Write out each line of the listing as it stands, without the images.

----- Data for this task

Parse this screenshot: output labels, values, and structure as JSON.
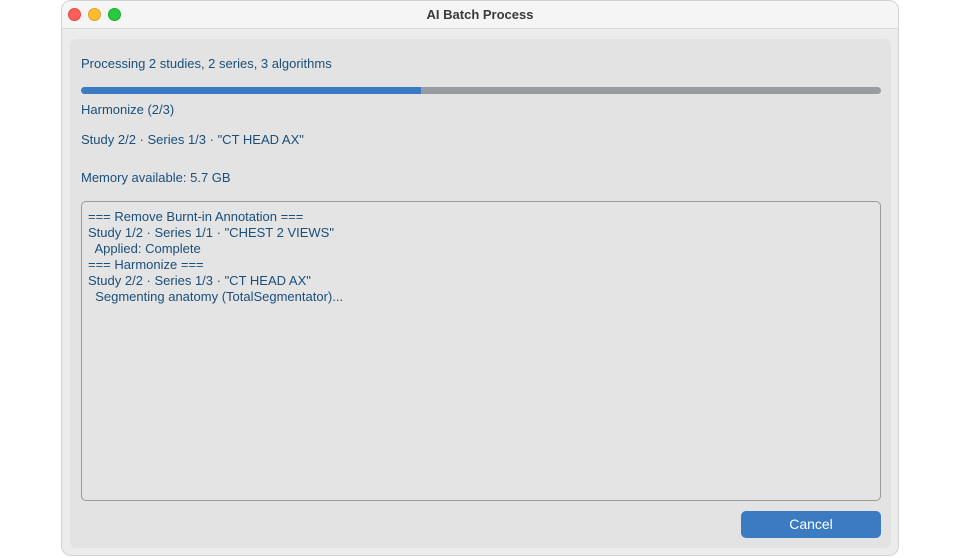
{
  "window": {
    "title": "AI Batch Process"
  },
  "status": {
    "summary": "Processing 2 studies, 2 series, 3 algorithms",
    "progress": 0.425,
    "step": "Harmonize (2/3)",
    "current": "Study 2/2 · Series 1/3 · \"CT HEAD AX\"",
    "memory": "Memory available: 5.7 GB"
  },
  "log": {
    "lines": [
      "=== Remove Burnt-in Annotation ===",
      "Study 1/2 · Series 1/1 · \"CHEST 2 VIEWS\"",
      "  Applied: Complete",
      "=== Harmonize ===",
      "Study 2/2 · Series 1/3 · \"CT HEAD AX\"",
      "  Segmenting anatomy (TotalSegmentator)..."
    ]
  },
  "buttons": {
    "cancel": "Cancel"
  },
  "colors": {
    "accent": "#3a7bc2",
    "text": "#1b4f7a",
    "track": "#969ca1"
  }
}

----------

▶ [Finished task]:
Parse this screenshot: output labels, values, and structure as JSON.
{
  "window": {
    "title": "AI Batch Process"
  },
  "status": {
    "summary": "Processing 2 studies, 2 series, 3 algorithms",
    "progress": 0.425,
    "step": "Harmonize (2/3)",
    "current": "Study 2/2 · Series 1/3 · \"CT HEAD AX\"",
    "memory": "Memory available: 5.7 GB"
  },
  "log": {
    "lines": [
      "=== Remove Burnt-in Annotation ===",
      "Study 1/2 · Series 1/1 · \"CHEST 2 VIEWS\"",
      "  Applied: Complete",
      "=== Harmonize ===",
      "Study 2/2 · Series 1/3 · \"CT HEAD AX\"",
      "  Segmenting anatomy (TotalSegmentator)..."
    ]
  },
  "buttons": {
    "cancel": "Cancel"
  },
  "colors": {
    "accent": "#3a7bc2",
    "text": "#1b4f7a",
    "track": "#969ca1"
  }
}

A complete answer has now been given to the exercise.